Pick out each line of the records that includes the string "JSON", and copy it.
##### RECORD LIST #####
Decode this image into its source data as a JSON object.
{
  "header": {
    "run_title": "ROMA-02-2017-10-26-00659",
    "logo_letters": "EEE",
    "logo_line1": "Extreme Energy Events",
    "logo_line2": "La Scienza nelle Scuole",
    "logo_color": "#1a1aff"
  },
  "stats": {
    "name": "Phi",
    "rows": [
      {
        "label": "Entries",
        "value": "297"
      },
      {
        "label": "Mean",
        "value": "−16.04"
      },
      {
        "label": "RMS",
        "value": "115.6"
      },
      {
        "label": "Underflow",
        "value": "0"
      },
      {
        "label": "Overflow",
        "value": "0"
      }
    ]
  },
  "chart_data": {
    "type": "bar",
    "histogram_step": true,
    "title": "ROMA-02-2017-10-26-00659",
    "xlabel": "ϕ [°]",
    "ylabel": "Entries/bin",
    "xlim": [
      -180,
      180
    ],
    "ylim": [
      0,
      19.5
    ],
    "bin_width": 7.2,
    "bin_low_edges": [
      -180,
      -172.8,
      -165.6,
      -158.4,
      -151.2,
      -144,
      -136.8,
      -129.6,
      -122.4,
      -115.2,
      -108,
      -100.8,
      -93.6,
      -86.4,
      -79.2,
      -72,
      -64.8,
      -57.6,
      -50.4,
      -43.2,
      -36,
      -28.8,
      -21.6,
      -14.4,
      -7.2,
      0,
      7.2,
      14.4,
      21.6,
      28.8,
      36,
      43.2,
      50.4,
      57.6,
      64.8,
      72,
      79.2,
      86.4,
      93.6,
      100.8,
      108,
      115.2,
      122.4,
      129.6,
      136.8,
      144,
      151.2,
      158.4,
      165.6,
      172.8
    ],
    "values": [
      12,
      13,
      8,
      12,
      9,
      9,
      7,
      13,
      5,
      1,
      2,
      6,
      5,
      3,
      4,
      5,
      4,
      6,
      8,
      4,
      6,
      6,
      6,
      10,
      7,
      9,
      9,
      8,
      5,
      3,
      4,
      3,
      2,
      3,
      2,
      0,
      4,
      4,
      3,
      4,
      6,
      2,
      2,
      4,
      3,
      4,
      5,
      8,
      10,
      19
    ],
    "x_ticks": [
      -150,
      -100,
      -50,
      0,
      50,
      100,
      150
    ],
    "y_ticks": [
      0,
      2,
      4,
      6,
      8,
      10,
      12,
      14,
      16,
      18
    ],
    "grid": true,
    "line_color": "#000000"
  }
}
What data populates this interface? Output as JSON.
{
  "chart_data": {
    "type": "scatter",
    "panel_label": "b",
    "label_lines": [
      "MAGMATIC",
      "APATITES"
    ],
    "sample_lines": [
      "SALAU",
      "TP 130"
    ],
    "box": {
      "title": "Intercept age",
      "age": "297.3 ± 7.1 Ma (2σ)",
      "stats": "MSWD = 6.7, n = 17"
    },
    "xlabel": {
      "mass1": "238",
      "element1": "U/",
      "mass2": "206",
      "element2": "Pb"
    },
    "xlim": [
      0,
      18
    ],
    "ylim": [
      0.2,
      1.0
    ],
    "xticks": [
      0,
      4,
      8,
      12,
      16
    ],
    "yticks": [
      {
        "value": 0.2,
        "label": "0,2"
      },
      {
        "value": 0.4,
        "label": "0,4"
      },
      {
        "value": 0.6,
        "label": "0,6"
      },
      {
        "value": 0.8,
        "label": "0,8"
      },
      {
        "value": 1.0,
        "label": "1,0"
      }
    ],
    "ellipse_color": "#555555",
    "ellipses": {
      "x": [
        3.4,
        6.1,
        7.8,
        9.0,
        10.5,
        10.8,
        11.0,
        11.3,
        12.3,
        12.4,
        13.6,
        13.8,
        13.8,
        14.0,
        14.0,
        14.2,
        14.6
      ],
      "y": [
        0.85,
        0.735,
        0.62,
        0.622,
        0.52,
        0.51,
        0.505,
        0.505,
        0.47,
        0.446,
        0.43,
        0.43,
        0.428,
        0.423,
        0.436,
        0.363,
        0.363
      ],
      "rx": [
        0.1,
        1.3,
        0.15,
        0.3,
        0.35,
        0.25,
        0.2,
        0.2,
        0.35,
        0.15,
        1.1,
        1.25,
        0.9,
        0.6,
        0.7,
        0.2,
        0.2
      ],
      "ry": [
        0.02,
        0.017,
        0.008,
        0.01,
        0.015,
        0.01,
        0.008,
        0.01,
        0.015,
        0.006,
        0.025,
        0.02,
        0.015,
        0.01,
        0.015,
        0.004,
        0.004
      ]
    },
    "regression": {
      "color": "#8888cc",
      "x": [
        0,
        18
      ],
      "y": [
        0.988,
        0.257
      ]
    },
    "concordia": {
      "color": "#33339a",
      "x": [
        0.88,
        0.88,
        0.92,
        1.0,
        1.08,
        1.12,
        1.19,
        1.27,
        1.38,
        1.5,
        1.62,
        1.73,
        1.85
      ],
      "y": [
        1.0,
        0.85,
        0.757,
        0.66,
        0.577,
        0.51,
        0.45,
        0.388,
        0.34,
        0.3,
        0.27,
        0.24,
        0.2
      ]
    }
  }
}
#####
→ RESPONSE BELOW
Decode this image into its source data as a JSON object.
What data populates this interface? Output as JSON.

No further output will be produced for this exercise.